Figure record extracts:
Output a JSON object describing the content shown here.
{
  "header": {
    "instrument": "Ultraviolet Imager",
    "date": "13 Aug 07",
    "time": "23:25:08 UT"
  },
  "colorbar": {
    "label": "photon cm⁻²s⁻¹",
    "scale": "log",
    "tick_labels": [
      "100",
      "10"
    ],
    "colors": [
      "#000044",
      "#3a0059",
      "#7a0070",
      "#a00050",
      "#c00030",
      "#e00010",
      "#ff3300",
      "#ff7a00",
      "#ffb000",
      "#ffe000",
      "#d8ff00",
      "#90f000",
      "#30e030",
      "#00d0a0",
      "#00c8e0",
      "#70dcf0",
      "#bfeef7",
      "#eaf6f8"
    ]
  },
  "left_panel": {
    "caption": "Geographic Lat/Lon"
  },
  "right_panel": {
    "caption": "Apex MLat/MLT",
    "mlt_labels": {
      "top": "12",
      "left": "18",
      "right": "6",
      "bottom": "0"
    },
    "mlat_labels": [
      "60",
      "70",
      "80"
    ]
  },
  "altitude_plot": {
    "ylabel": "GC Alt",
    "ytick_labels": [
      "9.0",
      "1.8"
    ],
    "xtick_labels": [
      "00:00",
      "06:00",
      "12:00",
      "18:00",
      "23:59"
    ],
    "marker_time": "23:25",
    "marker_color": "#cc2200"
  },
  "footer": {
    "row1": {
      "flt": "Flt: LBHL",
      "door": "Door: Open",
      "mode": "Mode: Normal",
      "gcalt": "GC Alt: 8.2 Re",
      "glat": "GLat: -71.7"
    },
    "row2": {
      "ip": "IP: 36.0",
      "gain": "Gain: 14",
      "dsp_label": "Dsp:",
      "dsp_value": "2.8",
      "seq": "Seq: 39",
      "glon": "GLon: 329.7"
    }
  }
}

## Exercise instructions
Write the material out again in its entirety, exactly as shown.

## Output
Output a JSON object describing the content shown here.
{
  "header": {
    "instrument": "Ultraviolet Imager",
    "date": "13 Aug 07",
    "time": "23:25:08 UT"
  },
  "colorbar": {
    "label": "photon cm⁻²s⁻¹",
    "scale": "log",
    "tick_labels": [
      "100",
      "10"
    ],
    "colors": [
      "#000044",
      "#3a0059",
      "#7a0070",
      "#a00050",
      "#c00030",
      "#e00010",
      "#ff3300",
      "#ff7a00",
      "#ffb000",
      "#ffe000",
      "#d8ff00",
      "#90f000",
      "#30e030",
      "#00d0a0",
      "#00c8e0",
      "#70dcf0",
      "#bfeef7",
      "#eaf6f8"
    ]
  },
  "left_panel": {
    "caption": "Geographic Lat/Lon"
  },
  "right_panel": {
    "caption": "Apex MLat/MLT",
    "mlt_labels": {
      "top": "12",
      "left": "18",
      "right": "6",
      "bottom": "0"
    },
    "mlat_labels": [
      "60",
      "70",
      "80"
    ]
  },
  "altitude_plot": {
    "ylabel": "GC Alt",
    "ytick_labels": [
      "9.0",
      "1.8"
    ],
    "xtick_labels": [
      "00:00",
      "06:00",
      "12:00",
      "18:00",
      "23:59"
    ],
    "marker_time": "23:25",
    "marker_color": "#cc2200"
  },
  "footer": {
    "row1": {
      "flt": "Flt: LBHL",
      "door": "Door: Open",
      "mode": "Mode: Normal",
      "gcalt": "GC Alt: 8.2 Re",
      "glat": "GLat: -71.7"
    },
    "row2": {
      "ip": "IP: 36.0",
      "gain": "Gain: 14",
      "dsp_label": "Dsp:",
      "dsp_value": "2.8",
      "seq": "Seq: 39",
      "glon": "GLon: 329.7"
    }
  }
}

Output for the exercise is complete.